# REQUIREMENTS
Search the material below for the word "formando". Copy every line that has it.

[START OF GIVEN RECORDS]

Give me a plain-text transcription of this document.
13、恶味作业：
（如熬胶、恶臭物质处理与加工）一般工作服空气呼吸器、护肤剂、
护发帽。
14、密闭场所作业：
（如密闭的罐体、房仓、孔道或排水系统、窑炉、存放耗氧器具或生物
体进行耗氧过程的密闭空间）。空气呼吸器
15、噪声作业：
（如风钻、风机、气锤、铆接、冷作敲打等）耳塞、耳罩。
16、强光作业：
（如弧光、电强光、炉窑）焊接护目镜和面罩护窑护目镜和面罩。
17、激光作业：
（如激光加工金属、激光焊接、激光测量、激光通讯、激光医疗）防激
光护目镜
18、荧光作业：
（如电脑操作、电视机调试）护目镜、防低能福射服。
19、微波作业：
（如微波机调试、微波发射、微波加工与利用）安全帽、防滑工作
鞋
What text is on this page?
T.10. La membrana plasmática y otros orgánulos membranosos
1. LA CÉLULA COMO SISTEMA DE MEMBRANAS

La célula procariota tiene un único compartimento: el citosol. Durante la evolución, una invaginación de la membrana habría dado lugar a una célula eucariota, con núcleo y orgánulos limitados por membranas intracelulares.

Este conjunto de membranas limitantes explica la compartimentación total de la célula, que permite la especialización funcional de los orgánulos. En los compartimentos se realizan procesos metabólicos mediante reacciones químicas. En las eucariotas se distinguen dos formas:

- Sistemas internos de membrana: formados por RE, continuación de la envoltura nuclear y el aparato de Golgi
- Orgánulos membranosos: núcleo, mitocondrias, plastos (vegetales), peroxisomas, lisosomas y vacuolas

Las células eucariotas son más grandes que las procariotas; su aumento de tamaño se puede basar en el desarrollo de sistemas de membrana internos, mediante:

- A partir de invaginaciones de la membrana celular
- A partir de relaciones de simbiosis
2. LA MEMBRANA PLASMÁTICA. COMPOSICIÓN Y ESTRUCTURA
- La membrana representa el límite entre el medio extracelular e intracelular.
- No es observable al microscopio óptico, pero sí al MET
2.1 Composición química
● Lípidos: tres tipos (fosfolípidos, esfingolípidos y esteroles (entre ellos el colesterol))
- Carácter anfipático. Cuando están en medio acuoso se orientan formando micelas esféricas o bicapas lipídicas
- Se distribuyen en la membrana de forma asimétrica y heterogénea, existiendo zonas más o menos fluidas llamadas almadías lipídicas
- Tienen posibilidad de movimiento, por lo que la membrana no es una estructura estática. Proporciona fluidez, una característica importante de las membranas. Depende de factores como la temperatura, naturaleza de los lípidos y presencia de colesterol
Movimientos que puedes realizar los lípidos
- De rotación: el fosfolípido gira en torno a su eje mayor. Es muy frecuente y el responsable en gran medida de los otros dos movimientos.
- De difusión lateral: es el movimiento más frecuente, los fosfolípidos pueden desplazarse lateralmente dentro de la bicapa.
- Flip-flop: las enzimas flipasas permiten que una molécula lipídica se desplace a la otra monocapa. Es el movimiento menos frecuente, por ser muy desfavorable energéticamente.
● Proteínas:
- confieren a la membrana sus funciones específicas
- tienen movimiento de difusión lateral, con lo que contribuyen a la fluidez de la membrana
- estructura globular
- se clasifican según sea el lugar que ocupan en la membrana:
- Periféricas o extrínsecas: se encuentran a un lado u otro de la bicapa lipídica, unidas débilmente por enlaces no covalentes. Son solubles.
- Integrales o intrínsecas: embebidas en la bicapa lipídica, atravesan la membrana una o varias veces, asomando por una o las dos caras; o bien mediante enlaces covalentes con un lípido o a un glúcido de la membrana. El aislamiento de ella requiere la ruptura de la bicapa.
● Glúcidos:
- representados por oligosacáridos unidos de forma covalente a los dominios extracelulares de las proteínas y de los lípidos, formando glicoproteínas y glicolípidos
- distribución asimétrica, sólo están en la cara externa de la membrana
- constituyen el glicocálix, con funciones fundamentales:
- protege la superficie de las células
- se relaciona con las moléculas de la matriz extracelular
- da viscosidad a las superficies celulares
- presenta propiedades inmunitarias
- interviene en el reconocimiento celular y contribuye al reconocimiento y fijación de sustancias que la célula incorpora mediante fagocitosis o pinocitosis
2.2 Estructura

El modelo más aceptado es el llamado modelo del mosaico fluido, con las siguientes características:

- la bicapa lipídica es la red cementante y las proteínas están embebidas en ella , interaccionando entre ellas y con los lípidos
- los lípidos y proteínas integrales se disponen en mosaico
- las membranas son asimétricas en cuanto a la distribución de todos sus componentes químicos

[END OF GIVEN RECORDS]

# RESPONSE
- Carácter anfipático. Cuando están en medio acuoso se orientan formando micelas esféricas o bicapas lipídicas
- representados por oligosacáridos unidos de forma covalente a los dominios extracelulares de las proteínas y de los lípidos, formando glicoproteínas y glicolípidos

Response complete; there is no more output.